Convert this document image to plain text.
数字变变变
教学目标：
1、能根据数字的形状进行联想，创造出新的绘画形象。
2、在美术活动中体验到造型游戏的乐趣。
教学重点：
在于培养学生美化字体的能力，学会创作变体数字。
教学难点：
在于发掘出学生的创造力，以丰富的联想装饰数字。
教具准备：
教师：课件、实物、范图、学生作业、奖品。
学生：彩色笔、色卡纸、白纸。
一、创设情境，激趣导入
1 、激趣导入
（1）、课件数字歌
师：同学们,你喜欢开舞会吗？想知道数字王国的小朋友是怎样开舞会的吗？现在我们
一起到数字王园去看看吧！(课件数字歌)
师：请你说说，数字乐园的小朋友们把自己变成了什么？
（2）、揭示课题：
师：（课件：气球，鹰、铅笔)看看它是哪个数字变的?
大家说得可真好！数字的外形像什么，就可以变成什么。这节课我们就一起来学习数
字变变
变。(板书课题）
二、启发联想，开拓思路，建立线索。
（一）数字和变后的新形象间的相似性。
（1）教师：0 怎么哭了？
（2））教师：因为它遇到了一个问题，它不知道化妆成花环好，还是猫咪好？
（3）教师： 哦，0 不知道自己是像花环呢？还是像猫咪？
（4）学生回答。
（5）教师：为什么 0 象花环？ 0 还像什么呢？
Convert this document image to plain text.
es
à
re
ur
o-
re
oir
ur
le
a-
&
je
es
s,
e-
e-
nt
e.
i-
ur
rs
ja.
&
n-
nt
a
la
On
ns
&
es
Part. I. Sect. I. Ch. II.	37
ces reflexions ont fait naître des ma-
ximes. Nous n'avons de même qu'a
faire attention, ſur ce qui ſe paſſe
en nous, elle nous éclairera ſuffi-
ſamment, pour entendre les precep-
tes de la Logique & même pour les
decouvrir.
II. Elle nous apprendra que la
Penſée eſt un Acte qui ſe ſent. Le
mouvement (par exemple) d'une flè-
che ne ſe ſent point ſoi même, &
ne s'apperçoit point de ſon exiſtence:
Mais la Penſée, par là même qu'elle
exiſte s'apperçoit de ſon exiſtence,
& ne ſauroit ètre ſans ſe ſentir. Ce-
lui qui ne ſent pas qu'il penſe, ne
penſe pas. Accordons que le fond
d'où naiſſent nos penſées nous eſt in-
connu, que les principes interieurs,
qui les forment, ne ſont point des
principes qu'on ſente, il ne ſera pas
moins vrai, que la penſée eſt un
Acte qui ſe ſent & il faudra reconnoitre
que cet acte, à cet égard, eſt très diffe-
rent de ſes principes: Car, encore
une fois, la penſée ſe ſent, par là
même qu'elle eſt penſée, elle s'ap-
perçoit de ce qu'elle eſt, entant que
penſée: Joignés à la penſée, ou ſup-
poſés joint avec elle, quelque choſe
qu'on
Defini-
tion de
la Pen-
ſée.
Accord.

----------------------------------------

◆ **What is expected**:
Nothing should be changed: write out all of the data as is.

◆ **Answer to this exercise**:
Convert this document image to plain text.
数字变变变
教学目标：
1、能根据数字的形状进行联想，创造出新的绘画形象。
2、在美术活动中体验到造型游戏的乐趣。
教学重点：
在于培养学生美化字体的能力，学会创作变体数字。
教学难点：
在于发掘出学生的创造力，以丰富的联想装饰数字。
教具准备：
教师：课件、实物、范图、学生作业、奖品。
学生：彩色笔、色卡纸、白纸。
一、创设情境，激趣导入
1 、激趣导入
（1）、课件数字歌
师：同学们,你喜欢开舞会吗？想知道数字王国的小朋友是怎样开舞会的吗？现在我们
一起到数字王园去看看吧！(课件数字歌)
师：请你说说，数字乐园的小朋友们把自己变成了什么？
（2）、揭示课题：
师：（课件：气球，鹰、铅笔)看看它是哪个数字变的?
大家说得可真好！数字的外形像什么，就可以变成什么。这节课我们就一起来学习数
字变变
变。(板书课题）
二、启发联想，开拓思路，建立线索。
（一）数字和变后的新形象间的相似性。
（1）教师：0 怎么哭了？
（2））教师：因为它遇到了一个问题，它不知道化妆成花环好，还是猫咪好？
（3）教师： 哦，0 不知道自己是像花环呢？还是像猫咪？
（4）学生回答。
（5）教师：为什么 0 象花环？ 0 还像什么呢？
Convert this document image to plain text.
es
à
re
ur
o-
re
oir
ur
le
a-
&
je
es
s,
e-
e-
nt
e.
i-
ur
rs
ja.
&
n-
nt
a
la
On
ns
&
es
Part. I. Sect. I. Ch. II.	37
ces reflexions ont fait naître des ma-
ximes. Nous n'avons de même qu'a
faire attention, ſur ce qui ſe paſſe
en nous, elle nous éclairera ſuffi-
ſamment, pour entendre les precep-
tes de la Logique & même pour les
decouvrir.
II. Elle nous apprendra que la
Penſée eſt un Acte qui ſe ſent. Le
mouvement (par exemple) d'une flè-
che ne ſe ſent point ſoi même, &
ne s'apperçoit point de ſon exiſtence:
Mais la Penſée, par là même qu'elle
exiſte s'apperçoit de ſon exiſtence,
& ne ſauroit ètre ſans ſe ſentir. Ce-
lui qui ne ſent pas qu'il penſe, ne
penſe pas. Accordons que le fond
d'où naiſſent nos penſées nous eſt in-
connu, que les principes interieurs,
qui les forment, ne ſont point des
principes qu'on ſente, il ne ſera pas
moins vrai, que la penſée eſt un
Acte qui ſe ſent & il faudra reconnoitre
que cet acte, à cet égard, eſt très diffe-
rent de ſes principes: Car, encore
une fois, la penſée ſe ſent, par là
même qu'elle eſt penſée, elle s'ap-
perçoit de ce qu'elle eſt, entant que
penſée: Joignés à la penſée, ou ſup-
poſés joint avec elle, quelque choſe
qu'on
Defini-
tion de
la Pen-
ſée.
Accord.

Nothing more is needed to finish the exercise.